→ **Description of the task**:
Using the data beneath, show every line that includes the word "trên".

→ **Records provided**:
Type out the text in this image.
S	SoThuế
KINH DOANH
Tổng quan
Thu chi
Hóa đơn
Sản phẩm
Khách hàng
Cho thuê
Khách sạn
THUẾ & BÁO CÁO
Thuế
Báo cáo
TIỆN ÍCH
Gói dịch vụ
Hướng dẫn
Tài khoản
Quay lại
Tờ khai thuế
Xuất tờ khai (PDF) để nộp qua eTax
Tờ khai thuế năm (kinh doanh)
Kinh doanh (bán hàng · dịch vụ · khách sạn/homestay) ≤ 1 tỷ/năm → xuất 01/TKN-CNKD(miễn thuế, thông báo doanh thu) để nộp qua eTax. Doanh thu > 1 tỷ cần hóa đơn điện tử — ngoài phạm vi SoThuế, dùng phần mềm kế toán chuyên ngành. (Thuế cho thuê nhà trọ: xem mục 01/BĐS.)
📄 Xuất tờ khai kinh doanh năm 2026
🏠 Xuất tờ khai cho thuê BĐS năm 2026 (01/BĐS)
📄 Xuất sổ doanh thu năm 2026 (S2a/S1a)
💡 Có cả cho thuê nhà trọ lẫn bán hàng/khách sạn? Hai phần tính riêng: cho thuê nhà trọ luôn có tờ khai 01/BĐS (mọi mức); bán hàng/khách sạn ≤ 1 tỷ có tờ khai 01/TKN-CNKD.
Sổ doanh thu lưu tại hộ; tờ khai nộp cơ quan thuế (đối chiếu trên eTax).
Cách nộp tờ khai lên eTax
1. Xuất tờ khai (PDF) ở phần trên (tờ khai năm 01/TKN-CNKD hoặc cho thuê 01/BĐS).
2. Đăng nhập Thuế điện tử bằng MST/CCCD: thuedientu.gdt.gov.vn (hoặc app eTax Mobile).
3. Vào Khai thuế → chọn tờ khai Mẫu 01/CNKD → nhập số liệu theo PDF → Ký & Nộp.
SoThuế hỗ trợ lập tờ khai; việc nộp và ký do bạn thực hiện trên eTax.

→ **Solution for this exercise**:
Sổ doanh thu lưu tại hộ; tờ khai nộp cơ quan thuế (đối chiếu trên eTax).
1. Xuất tờ khai (PDF) ở phần trên (tờ khai năm 01/TKN-CNKD hoặc cho thuê 01/BĐS).
SoThuế hỗ trợ lập tờ khai; việc nộp và ký do bạn thực hiện trên eTax.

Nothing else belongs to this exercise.